═════ SUPPLIED MATERIAL

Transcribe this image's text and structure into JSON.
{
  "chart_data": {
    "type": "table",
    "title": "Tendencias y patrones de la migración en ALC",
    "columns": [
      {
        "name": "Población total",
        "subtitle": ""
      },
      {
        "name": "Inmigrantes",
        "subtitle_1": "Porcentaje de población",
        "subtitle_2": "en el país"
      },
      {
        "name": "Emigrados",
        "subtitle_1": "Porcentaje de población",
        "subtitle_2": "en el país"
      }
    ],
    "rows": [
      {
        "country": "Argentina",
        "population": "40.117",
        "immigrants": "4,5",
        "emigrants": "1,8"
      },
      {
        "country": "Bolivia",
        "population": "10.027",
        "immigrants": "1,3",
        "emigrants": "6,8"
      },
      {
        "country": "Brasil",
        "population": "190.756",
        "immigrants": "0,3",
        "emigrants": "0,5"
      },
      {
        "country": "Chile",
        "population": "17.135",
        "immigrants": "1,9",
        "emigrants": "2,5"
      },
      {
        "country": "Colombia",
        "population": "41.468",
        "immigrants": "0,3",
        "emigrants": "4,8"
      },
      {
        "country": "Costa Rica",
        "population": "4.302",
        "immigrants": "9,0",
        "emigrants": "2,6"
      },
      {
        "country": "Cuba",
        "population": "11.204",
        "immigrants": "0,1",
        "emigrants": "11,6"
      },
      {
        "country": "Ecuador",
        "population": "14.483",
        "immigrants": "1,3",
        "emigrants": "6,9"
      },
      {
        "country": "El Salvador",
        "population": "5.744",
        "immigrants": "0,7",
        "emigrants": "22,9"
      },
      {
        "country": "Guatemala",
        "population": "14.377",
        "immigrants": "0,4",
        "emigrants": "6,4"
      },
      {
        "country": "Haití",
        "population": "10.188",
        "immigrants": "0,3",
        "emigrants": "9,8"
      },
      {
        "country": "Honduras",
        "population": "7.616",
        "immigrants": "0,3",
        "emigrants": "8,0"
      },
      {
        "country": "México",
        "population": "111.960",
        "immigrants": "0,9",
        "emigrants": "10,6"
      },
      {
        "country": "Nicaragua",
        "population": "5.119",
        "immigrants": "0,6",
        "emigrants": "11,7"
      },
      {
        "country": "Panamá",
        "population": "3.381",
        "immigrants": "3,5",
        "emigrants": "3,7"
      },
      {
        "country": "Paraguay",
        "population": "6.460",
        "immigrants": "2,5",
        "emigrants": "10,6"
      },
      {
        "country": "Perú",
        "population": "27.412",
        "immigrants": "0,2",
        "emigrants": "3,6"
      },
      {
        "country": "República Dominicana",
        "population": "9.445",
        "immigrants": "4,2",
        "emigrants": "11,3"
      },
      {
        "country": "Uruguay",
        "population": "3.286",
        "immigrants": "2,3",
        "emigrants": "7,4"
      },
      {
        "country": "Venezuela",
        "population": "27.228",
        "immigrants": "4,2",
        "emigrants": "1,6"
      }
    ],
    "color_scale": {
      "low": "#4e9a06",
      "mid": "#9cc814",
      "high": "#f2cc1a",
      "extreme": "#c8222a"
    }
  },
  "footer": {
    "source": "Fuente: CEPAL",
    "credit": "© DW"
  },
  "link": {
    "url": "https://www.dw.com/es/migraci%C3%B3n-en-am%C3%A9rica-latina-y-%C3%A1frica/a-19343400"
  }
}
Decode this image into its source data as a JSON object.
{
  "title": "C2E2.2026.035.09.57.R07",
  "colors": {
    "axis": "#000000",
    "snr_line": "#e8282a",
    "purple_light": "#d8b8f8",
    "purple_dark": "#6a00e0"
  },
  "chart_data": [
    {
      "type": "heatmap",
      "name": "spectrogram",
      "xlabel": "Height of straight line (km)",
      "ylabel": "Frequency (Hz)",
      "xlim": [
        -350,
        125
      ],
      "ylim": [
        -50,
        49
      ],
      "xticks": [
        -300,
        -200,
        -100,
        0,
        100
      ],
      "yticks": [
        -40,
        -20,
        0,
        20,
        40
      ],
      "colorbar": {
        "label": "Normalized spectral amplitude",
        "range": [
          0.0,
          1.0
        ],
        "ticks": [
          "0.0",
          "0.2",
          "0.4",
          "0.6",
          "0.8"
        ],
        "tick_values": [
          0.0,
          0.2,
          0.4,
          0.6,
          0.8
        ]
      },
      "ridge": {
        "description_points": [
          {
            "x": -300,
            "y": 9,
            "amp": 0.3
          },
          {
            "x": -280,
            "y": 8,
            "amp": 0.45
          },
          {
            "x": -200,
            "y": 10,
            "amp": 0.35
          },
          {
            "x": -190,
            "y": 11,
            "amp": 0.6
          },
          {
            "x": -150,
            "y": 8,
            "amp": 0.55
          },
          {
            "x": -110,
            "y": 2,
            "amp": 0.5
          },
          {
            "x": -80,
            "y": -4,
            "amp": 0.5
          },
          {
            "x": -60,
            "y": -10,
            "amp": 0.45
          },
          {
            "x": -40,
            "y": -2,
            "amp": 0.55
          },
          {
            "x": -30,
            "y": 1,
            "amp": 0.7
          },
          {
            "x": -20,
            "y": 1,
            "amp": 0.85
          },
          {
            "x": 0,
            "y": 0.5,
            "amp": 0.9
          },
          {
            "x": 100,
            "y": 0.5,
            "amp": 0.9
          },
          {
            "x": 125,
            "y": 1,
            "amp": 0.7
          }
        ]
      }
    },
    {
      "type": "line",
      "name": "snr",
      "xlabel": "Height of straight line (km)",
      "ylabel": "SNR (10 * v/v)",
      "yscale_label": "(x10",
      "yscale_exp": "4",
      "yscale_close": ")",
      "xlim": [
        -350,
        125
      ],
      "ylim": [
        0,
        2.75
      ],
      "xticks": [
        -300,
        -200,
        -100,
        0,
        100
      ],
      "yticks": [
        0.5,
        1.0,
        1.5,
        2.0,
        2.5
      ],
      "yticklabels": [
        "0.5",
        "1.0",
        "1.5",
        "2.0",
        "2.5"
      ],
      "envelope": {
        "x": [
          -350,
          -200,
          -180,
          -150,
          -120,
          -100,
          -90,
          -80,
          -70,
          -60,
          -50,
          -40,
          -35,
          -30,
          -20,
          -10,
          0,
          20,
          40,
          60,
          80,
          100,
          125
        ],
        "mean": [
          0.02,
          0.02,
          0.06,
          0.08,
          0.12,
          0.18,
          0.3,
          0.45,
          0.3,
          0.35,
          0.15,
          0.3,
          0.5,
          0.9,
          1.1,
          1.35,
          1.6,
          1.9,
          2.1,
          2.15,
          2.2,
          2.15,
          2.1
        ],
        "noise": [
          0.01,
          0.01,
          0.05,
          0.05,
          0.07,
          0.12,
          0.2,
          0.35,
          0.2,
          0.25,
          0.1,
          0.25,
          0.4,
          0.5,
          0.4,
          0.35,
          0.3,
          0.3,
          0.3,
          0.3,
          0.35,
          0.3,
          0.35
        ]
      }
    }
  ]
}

══════════

### WORK TO DO:
Extract all lines from the material above that include the word "into".

### TASK SOLUTION:
Transcribe this image's text and structure into JSON.
Decode this image into its source data as a JSON object.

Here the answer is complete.